▸ **Texte proposé**:
___

Glissement de terrain à Azazga : un incident qui aurait pu être évité

 
La partie nord de la ville d'Azazga, près de Tizi Ouzou en Kabylie (Algérie), a été frappée par un important glissement de terrain dans la nuit du 11 mars, coupant des routes, endommageant des infrastructures et des habitations mais sans faire de victimes. Notre Observateur Kader Kaci regrette que les pouvoirs publics n’aient pas su anticiper la catastrophe.
 
Routes éventrées – dont certaines impraticables, habitations aux murs lézardés menaçant de s’écrouler… La commune d’Azazga a de nouveau été victime d’un glissement de terrain après ceux de 1953, 1973 et 1985. Les dégâts s’étalent sur une zone d’environ 250 hectares et s’élèvent à quelque 4,7 milliards de dinars (47 millions d’euros) selon les pouvoirs publics. Ces derniers ont préconisé une campagne de reboisement des zones touchées par les éboulements, ainsi que le drainage des eaux. Et assuré aux treize familles dont les maisons ont été endommagées qu’elles seraient indemnisées et relogées pendant la durée des travaux.

___

▸ **Exercices proposés**:
[1] D'après le texte sur le glissement de terrain d'Azazga, quelle est la superficie approximative de la zone endommagée ?
[2] Relevez dans le texte sur le glissement de terrain d'Azazga toutes les années des glissements de terrain antérieurs qu'a subis la commune.
[3] Réécrivez le passage du texte sur Azazga de "La partie nord" à "anticiper la catastrophe." en changeant "nuit" en "matinée".

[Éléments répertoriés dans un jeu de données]
___

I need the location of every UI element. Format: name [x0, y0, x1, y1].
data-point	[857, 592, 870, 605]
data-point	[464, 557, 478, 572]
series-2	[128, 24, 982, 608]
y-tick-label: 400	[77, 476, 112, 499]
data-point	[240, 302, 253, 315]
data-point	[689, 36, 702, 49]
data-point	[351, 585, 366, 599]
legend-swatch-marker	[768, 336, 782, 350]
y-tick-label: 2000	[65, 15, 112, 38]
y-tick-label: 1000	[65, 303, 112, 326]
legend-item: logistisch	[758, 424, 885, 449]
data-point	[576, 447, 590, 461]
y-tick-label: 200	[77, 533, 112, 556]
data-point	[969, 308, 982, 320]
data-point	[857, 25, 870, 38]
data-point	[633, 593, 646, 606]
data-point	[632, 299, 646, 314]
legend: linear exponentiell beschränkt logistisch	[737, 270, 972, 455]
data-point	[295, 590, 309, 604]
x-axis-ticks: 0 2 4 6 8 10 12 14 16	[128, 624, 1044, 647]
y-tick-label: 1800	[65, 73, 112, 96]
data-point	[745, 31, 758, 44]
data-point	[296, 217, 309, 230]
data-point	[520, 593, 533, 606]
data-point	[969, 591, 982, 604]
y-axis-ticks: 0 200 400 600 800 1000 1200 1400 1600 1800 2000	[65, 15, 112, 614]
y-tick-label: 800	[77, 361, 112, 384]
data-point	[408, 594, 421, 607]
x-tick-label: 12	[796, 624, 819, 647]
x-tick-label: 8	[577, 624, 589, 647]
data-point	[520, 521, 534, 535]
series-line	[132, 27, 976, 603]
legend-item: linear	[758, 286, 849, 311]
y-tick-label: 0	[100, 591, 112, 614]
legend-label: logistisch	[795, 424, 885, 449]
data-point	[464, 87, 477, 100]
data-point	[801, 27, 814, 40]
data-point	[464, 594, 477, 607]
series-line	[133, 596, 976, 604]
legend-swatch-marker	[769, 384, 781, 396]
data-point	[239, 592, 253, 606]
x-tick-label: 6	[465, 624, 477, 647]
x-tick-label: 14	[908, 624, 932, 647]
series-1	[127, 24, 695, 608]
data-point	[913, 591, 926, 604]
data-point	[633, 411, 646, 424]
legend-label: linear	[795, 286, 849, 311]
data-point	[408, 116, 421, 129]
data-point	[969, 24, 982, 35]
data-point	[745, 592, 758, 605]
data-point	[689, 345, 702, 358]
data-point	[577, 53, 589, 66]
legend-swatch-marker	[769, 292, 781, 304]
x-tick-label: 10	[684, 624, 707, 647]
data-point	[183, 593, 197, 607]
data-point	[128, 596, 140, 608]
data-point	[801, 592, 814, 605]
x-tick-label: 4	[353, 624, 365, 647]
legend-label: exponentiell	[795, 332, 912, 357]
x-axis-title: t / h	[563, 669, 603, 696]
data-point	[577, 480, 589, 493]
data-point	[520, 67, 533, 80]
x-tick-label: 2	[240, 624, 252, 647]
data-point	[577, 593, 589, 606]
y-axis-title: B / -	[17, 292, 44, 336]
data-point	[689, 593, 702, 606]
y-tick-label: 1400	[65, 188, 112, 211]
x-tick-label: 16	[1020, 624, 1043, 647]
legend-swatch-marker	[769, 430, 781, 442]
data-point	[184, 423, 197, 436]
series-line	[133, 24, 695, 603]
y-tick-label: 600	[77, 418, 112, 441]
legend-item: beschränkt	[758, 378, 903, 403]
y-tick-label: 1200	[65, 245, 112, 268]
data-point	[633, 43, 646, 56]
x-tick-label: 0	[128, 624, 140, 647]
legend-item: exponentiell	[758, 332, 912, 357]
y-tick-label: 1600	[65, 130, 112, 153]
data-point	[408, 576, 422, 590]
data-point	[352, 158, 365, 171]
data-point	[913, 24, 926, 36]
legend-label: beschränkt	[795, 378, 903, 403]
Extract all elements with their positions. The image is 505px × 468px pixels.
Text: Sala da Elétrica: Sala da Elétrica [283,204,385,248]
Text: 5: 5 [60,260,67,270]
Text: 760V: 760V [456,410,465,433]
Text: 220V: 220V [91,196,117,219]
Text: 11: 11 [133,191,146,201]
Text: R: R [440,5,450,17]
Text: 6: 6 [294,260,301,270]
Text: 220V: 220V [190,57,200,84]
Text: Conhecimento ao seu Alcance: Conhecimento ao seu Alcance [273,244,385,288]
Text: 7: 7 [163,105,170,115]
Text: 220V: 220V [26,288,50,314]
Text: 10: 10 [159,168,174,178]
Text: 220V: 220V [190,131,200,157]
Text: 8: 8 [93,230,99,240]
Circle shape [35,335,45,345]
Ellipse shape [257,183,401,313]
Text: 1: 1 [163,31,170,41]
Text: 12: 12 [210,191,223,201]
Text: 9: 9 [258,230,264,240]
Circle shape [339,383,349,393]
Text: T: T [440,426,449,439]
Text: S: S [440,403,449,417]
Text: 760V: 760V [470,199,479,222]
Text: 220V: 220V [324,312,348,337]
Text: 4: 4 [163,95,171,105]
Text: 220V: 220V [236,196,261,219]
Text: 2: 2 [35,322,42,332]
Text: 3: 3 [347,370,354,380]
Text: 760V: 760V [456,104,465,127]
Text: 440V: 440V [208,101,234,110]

___

▸ **Corrigé des exercices**:
[1] Environ 250 hectares.

[2] 1953, 1973 et 1985.

[3]
La partie nord de la ville d'Azazga, près de Tizi Ouzou en Kabylie (Algérie), a été frappée par un important glissement de terrain dans la matinée du 11 mars, coupant des routes, endommageant des infrastructures et des habitations mais sans faire de victimes. Notre Observateur Kader Kaci regrette que les pouvoirs publics n’aient pas su anticiper la catastrophe.